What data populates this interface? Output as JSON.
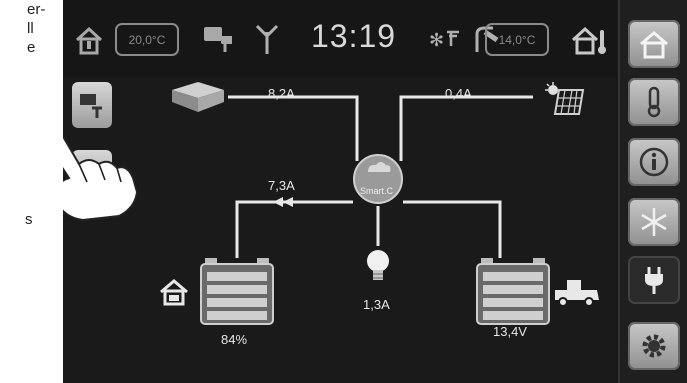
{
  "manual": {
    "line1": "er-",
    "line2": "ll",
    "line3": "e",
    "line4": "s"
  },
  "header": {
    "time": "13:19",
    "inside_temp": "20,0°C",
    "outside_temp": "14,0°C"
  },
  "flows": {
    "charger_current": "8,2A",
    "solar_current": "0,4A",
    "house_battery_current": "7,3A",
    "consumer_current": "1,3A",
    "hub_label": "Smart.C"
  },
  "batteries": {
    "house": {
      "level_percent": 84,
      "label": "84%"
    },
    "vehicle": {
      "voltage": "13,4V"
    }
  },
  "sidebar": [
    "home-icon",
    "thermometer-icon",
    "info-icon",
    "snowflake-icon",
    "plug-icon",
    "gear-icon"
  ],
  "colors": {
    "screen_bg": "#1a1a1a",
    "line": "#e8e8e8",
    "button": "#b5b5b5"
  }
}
# # # #
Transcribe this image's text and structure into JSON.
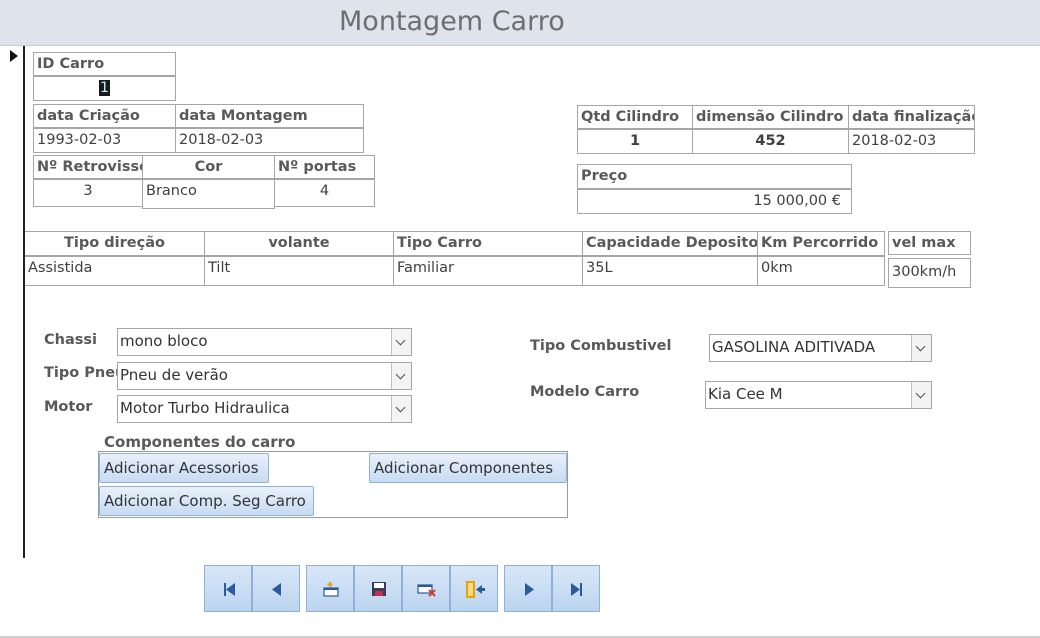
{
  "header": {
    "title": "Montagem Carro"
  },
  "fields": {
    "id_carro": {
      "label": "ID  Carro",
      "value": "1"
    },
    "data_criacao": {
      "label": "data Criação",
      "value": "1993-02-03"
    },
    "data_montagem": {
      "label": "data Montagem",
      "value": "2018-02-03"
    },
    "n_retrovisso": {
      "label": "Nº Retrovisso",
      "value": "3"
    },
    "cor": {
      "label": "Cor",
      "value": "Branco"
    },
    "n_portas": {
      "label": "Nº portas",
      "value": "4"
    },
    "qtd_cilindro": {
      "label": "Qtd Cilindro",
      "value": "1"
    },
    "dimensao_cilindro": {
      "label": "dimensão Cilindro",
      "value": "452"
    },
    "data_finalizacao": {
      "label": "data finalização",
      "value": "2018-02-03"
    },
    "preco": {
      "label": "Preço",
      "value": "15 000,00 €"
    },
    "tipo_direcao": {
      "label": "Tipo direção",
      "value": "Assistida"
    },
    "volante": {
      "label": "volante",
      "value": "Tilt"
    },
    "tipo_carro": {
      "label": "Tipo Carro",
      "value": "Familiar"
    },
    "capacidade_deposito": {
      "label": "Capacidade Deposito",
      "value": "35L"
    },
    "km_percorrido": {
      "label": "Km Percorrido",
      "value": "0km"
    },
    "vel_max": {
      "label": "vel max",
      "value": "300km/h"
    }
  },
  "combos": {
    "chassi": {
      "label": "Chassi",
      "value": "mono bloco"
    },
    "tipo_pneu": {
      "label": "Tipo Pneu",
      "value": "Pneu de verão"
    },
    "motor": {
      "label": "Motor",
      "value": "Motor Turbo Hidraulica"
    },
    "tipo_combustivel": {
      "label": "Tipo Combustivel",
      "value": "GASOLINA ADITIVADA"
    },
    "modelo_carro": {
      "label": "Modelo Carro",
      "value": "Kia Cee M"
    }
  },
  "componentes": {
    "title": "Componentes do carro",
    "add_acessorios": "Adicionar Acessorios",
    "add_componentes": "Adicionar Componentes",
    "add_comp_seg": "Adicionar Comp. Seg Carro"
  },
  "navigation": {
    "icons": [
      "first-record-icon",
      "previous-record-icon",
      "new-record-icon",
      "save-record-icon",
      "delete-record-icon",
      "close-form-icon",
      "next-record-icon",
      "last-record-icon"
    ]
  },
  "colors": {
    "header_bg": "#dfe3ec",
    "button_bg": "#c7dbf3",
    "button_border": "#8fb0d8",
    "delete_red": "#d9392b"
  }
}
# # # #
WRITTEN PROBLEM: What is the number of lines in the data above that include the word "JSON"? Answer with that number only.

RESPONSE: 2